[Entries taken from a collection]
====

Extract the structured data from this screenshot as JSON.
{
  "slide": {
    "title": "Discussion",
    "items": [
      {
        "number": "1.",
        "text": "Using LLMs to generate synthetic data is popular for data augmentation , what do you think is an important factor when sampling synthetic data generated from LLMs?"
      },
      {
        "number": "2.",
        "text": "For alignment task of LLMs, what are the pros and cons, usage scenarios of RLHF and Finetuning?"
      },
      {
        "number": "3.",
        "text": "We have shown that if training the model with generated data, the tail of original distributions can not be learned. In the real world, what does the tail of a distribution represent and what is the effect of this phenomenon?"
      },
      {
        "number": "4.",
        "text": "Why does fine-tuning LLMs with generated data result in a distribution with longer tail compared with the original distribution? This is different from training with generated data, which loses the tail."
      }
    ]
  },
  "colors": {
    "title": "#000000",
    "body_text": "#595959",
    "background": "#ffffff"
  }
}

====

- [What you are asked to do]: Give the entries again in full, exactly as they are written.

- [Answer for the task]:
Extract the structured data from this screenshot as JSON.
{
  "slide": {
    "title": "Discussion",
    "items": [
      {
        "number": "1.",
        "text": "Using LLMs to generate synthetic data is popular for data augmentation , what do you think is an important factor when sampling synthetic data generated from LLMs?"
      },
      {
        "number": "2.",
        "text": "For alignment task of LLMs, what are the pros and cons, usage scenarios of RLHF and Finetuning?"
      },
      {
        "number": "3.",
        "text": "We have shown that if training the model with generated data, the tail of original distributions can not be learned. In the real world, what does the tail of a distribution represent and what is the effect of this phenomenon?"
      },
      {
        "number": "4.",
        "text": "Why does fine-tuning LLMs with generated data result in a distribution with longer tail compared with the original distribution? This is different from training with generated data, which loses the tail."
      }
    ]
  },
  "colors": {
    "title": "#000000",
    "body_text": "#595959",
    "background": "#ffffff"
  }
}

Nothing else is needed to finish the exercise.